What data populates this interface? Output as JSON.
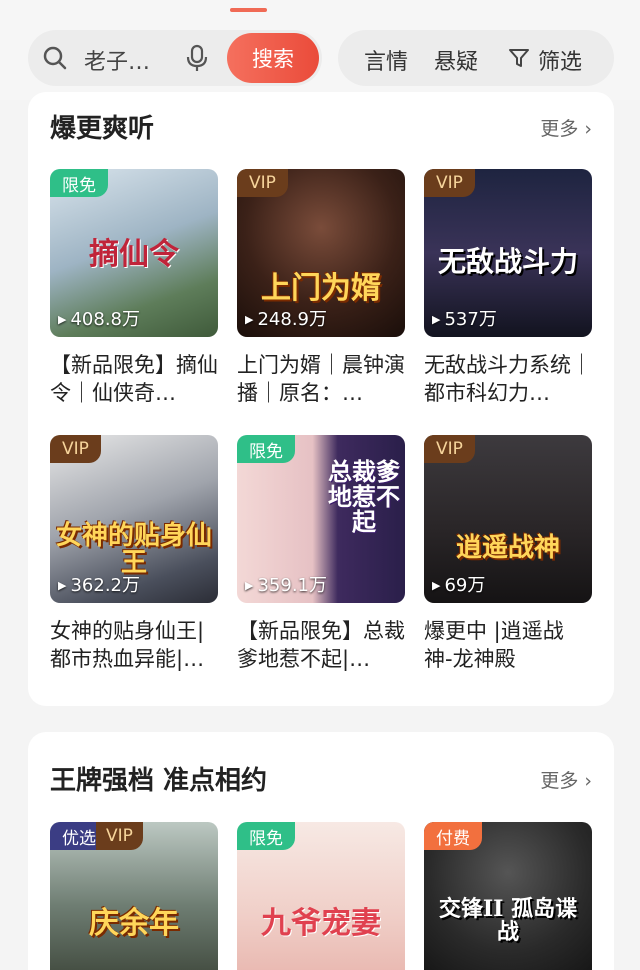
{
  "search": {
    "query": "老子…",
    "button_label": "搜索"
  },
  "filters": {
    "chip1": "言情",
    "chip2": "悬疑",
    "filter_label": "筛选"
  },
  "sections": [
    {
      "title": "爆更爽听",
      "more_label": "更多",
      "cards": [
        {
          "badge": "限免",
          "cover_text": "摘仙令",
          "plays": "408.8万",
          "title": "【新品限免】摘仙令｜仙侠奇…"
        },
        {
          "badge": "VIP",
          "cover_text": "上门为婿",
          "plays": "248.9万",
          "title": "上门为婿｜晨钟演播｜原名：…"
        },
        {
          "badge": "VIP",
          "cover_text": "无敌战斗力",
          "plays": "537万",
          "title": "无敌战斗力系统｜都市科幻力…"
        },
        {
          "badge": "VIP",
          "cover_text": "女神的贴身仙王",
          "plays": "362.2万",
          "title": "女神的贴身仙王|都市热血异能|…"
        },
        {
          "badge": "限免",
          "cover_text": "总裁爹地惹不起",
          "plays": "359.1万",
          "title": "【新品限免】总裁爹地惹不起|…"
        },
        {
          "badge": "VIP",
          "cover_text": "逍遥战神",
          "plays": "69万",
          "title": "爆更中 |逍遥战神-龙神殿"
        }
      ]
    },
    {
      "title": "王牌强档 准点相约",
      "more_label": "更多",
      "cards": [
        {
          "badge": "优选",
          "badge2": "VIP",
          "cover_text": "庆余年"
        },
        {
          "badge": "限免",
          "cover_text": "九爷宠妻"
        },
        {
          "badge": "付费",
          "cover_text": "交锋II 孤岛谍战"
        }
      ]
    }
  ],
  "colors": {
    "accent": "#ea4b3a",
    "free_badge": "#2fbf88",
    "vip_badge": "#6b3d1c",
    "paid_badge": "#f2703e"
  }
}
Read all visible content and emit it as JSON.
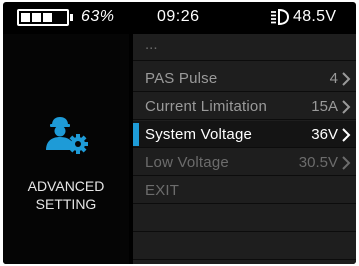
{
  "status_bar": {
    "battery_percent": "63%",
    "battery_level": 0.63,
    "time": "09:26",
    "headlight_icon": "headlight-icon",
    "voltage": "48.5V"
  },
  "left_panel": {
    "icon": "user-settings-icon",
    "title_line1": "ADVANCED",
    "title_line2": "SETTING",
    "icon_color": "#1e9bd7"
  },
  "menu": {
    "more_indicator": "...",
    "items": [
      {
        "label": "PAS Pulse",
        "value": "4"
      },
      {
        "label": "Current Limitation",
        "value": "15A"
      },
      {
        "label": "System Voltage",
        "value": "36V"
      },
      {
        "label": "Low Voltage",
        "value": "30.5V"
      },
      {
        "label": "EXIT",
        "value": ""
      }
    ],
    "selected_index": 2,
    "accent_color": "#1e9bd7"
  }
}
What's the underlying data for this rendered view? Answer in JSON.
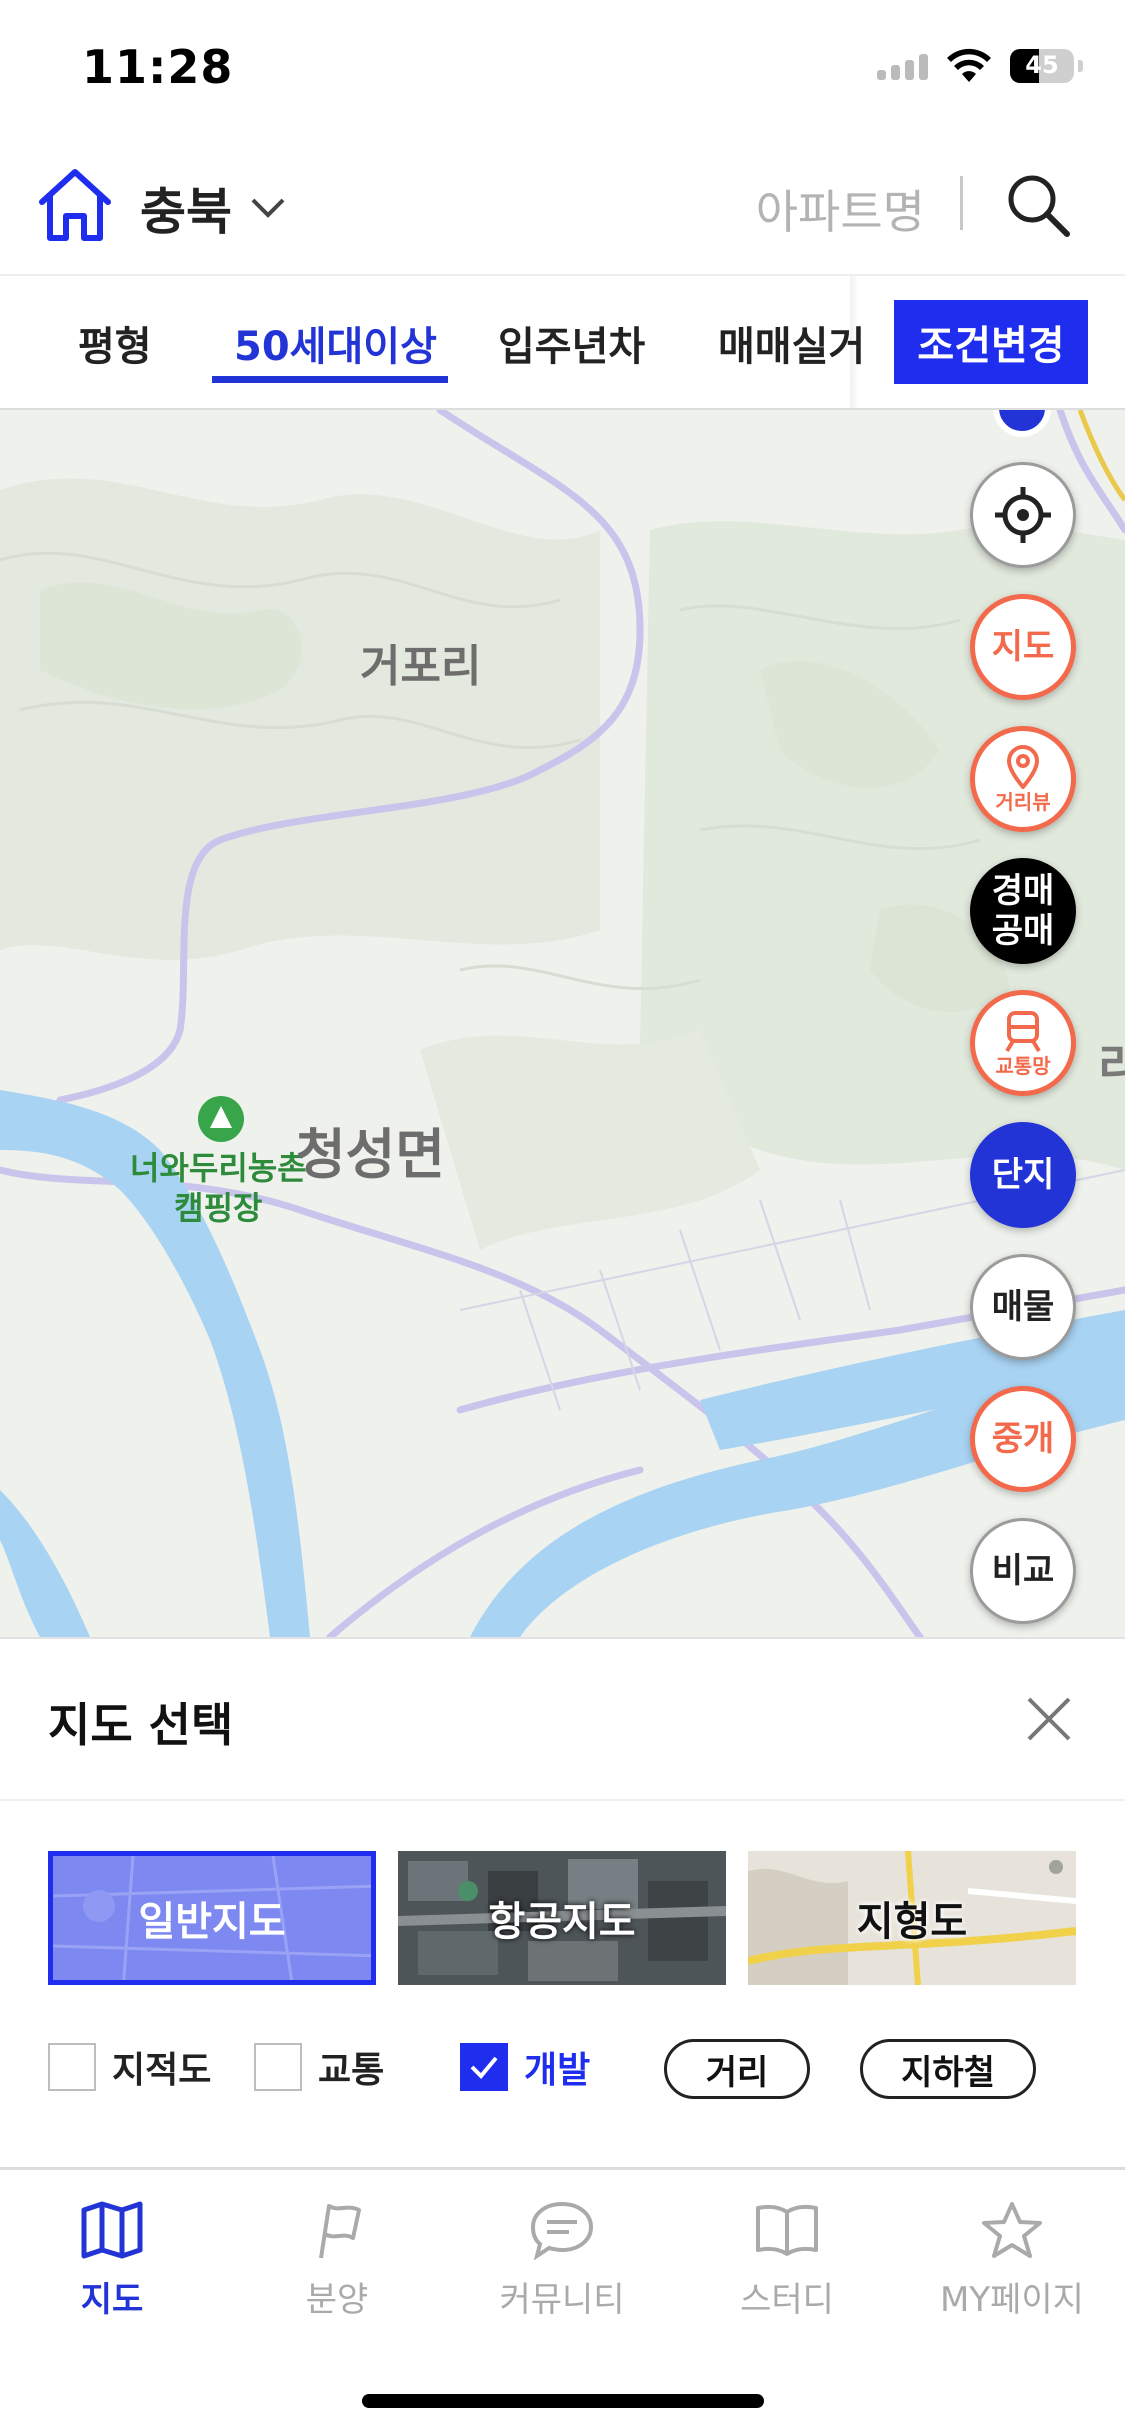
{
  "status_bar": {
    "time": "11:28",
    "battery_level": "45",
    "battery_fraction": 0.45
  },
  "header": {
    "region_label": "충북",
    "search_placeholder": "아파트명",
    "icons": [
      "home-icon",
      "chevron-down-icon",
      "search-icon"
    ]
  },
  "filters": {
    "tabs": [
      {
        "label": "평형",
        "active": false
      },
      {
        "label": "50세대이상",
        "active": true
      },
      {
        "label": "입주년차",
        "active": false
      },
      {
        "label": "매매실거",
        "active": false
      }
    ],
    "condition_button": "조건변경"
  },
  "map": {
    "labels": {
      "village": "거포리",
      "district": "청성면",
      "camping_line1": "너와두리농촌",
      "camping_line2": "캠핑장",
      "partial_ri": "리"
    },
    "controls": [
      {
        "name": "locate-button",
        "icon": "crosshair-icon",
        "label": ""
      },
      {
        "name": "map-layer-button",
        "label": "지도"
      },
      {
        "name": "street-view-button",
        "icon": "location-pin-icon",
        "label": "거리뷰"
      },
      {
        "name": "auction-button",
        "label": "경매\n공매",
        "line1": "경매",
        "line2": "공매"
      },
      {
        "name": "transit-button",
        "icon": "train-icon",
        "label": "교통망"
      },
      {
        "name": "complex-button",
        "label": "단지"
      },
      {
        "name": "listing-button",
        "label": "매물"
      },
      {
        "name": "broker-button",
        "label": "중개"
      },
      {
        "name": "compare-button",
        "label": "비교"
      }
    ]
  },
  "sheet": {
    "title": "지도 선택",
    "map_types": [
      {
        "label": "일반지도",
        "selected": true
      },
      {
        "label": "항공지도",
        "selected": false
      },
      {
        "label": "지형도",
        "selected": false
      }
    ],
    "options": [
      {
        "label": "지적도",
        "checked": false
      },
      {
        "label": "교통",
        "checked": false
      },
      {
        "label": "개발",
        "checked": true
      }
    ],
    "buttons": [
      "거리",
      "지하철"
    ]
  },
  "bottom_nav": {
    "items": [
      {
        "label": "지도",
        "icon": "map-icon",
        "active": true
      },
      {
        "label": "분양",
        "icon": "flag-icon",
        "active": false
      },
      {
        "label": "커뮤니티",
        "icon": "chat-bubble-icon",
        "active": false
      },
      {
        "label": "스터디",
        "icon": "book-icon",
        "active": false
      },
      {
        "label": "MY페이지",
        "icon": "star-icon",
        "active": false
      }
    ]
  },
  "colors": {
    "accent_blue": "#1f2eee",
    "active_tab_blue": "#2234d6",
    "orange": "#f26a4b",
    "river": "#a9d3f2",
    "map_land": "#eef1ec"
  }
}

═══

● **PROBLEM DESCRIPTION**
Identify the lines in the entries above that contain "data", then copy them out.

● **TASK ANSWER**
What data populates this interface? Output as JSON.
What's the underlying data for this rendered view? Answer in JSON.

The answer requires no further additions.